#### [DATASET RECORDS]

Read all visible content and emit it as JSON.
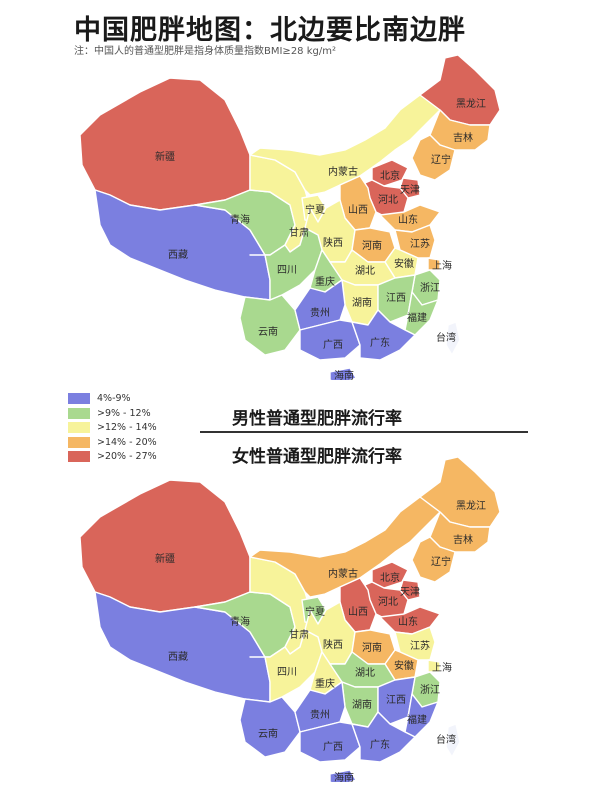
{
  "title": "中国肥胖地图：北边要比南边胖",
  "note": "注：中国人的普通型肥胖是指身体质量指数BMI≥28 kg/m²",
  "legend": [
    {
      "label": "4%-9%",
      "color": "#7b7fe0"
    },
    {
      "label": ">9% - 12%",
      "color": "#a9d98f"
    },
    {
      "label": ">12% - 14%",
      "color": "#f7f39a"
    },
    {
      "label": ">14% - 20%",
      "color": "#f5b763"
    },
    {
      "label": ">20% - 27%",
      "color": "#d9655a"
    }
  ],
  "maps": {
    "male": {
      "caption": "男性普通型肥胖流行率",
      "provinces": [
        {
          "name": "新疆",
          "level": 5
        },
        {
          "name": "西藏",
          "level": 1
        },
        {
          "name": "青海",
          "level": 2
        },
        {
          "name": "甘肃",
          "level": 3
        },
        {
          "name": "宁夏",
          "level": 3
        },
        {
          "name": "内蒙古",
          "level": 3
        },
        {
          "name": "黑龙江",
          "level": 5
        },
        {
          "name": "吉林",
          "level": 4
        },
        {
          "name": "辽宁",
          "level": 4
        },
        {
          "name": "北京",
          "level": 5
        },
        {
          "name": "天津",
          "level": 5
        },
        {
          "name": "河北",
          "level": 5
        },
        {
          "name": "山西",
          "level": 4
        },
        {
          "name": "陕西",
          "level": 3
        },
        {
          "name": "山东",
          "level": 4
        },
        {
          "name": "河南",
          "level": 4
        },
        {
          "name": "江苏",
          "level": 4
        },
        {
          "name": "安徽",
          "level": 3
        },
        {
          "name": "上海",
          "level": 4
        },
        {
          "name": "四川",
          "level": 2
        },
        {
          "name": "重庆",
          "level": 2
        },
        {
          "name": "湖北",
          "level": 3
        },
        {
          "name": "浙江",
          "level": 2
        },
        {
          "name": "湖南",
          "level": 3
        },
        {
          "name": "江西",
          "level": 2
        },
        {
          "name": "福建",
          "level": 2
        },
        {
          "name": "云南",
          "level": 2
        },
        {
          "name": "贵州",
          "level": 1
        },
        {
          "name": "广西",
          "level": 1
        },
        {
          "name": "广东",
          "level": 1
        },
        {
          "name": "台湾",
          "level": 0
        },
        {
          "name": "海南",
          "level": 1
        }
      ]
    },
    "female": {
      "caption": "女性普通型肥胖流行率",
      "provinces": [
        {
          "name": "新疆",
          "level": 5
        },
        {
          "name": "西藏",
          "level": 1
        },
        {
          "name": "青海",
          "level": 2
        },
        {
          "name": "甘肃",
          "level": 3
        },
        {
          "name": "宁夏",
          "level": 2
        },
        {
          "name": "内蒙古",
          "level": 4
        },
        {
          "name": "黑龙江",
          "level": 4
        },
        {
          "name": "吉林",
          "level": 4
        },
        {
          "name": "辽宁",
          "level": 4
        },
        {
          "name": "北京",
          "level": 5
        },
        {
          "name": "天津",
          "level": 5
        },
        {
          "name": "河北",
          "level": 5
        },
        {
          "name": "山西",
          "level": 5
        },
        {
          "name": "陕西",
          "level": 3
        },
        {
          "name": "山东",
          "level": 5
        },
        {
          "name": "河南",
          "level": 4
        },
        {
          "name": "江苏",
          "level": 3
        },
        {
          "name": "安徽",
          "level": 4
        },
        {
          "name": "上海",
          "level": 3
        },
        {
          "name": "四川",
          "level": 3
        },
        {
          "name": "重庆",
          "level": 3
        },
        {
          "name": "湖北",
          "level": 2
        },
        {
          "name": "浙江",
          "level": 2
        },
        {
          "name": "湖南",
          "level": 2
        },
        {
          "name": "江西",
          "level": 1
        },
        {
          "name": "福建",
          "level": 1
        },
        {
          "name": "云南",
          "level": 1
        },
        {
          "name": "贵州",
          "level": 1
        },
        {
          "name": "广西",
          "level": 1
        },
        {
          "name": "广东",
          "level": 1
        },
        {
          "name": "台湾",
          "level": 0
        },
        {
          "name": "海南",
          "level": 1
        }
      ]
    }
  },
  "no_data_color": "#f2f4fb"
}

* * *

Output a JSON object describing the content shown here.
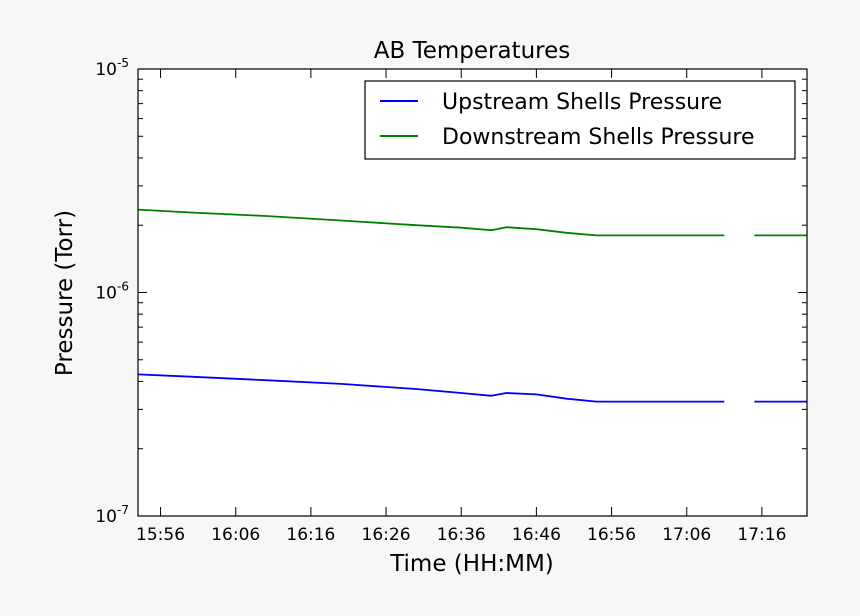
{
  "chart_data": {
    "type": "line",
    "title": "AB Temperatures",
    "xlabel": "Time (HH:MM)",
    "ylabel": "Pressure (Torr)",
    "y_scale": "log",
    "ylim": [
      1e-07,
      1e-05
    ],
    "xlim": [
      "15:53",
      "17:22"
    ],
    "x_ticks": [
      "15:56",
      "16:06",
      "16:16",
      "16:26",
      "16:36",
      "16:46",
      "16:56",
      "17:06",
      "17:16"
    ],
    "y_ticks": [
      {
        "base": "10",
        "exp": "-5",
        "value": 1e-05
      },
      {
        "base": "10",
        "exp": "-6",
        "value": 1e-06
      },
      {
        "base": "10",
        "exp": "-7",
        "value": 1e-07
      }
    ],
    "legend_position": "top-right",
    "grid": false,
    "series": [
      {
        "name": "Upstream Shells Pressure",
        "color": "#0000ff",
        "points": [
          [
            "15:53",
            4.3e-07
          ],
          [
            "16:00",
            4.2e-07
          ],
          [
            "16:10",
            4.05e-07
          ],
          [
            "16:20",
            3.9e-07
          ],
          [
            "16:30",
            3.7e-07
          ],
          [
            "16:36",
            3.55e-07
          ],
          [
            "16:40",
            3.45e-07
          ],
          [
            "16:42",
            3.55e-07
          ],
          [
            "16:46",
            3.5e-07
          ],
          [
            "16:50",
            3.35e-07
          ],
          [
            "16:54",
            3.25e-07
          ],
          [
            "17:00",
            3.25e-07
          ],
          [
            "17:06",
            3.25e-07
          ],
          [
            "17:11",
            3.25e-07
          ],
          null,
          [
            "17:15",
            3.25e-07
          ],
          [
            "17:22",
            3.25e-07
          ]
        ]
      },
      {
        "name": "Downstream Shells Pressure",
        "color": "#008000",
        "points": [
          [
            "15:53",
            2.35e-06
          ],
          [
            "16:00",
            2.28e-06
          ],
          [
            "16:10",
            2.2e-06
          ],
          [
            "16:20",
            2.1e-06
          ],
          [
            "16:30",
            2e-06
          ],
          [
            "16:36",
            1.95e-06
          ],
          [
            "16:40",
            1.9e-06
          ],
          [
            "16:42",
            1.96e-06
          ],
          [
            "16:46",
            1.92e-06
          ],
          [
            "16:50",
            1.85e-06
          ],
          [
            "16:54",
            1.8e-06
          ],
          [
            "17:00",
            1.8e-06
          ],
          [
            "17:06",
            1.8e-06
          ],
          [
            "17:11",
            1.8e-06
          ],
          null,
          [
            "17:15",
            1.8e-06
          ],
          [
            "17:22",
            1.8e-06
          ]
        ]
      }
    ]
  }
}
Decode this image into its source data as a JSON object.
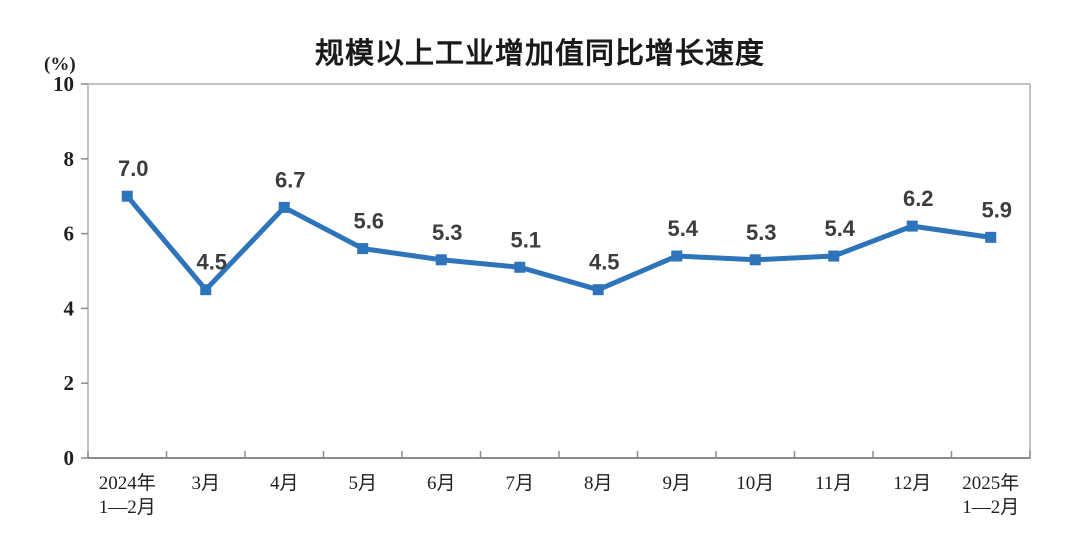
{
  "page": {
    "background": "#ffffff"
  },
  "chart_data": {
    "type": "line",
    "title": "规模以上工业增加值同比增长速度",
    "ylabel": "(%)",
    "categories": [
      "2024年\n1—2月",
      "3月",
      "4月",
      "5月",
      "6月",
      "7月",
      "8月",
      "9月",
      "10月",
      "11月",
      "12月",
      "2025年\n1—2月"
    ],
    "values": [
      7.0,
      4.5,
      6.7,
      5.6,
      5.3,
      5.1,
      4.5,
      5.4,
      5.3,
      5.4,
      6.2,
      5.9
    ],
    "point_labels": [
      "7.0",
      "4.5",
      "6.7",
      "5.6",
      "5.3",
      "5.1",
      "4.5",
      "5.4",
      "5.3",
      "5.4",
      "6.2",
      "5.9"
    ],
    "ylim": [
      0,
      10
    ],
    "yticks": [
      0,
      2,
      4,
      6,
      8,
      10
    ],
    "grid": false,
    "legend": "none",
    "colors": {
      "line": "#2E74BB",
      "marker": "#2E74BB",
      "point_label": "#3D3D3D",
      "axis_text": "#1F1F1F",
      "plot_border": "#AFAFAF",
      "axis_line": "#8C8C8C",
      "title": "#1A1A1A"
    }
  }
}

==

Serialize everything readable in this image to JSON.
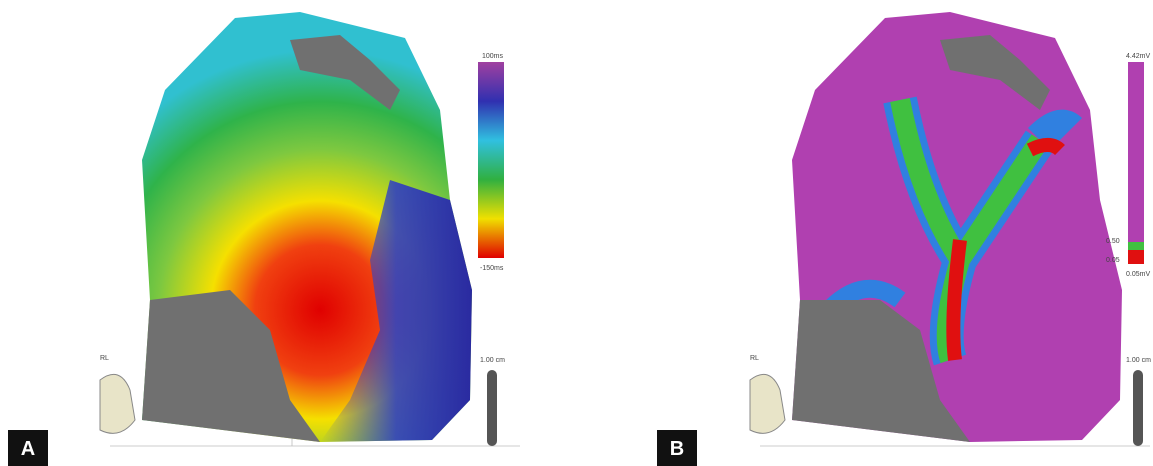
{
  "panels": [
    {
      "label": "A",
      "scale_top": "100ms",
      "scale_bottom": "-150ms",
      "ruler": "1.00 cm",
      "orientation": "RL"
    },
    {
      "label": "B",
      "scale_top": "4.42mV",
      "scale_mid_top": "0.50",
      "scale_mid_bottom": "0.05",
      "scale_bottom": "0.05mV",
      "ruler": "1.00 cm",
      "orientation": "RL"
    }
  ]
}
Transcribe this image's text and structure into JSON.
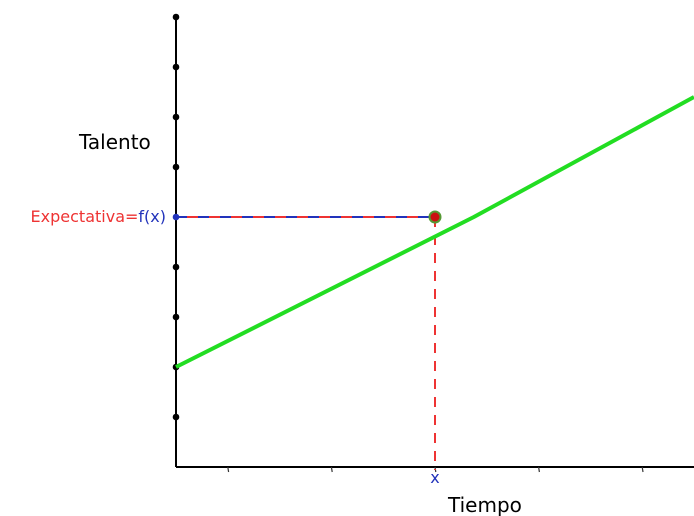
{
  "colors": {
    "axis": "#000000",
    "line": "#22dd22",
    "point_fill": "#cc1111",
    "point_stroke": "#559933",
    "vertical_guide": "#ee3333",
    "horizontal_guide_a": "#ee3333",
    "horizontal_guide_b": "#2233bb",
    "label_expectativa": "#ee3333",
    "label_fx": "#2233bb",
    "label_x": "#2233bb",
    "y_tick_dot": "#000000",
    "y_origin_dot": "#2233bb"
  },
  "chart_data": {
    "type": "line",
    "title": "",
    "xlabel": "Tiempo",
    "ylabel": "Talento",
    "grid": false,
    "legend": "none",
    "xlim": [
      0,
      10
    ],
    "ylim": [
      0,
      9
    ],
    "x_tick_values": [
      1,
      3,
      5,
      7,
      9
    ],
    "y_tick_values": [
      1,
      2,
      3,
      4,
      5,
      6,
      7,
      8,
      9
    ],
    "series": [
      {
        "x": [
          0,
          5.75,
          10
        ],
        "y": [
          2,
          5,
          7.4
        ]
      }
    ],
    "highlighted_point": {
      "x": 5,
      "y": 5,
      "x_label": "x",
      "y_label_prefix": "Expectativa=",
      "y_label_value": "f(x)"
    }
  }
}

#### [WHAT NEEDS TO BE DONE]
Select every line of the records holding the string "Shells".

#### [CORRECT RESULT]
        "name": "Upstream Shells Pressure",
        "name": "Downstream Shells Pressure",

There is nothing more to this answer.